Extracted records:
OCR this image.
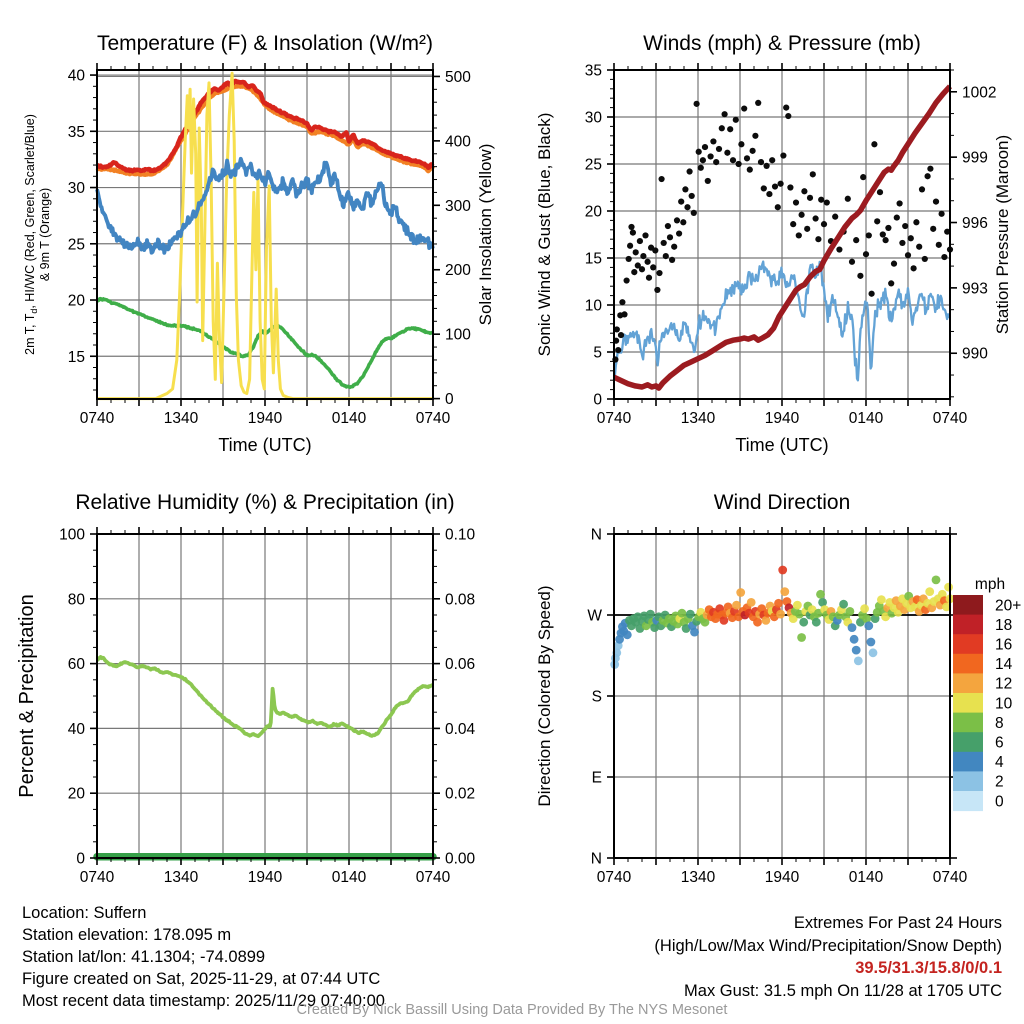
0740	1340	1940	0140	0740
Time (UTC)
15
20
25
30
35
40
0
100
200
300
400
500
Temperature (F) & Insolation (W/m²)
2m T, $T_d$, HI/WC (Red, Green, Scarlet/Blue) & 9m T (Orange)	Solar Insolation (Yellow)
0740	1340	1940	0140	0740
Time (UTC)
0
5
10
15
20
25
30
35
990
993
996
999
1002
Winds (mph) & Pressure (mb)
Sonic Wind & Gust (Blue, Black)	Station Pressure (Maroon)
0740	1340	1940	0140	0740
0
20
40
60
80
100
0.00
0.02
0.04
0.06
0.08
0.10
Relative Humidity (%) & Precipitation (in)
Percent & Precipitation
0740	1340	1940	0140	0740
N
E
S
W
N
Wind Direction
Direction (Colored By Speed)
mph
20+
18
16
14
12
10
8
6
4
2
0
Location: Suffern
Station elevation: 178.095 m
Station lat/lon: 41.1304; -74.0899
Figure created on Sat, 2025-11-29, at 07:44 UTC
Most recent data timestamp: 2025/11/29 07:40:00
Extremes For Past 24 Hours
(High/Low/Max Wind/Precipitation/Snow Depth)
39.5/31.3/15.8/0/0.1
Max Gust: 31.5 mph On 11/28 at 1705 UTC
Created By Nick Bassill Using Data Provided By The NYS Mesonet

--

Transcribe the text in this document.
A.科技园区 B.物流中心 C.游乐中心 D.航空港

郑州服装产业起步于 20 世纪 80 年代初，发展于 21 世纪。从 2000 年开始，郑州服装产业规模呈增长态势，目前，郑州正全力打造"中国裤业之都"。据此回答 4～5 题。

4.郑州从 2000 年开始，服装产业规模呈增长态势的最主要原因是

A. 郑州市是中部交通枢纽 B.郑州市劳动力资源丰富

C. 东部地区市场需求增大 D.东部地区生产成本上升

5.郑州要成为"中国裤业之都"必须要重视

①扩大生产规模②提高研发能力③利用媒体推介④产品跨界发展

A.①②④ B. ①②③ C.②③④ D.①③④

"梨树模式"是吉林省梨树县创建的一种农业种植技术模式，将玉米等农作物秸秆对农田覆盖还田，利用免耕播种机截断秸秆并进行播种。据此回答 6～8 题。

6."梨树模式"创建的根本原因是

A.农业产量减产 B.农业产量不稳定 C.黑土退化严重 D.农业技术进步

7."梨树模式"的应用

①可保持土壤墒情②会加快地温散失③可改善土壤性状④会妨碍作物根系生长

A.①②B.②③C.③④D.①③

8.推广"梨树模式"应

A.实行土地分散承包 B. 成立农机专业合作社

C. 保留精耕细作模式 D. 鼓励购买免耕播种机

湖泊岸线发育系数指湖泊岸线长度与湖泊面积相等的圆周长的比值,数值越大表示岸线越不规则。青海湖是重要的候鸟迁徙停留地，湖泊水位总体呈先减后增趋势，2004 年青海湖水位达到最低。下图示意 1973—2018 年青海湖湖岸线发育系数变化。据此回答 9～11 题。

▶ [What to work on] A line counts if it holds the word "据此回答". How many lines of the entries count? Give the number only.

▶ [Reply to the exercise] 3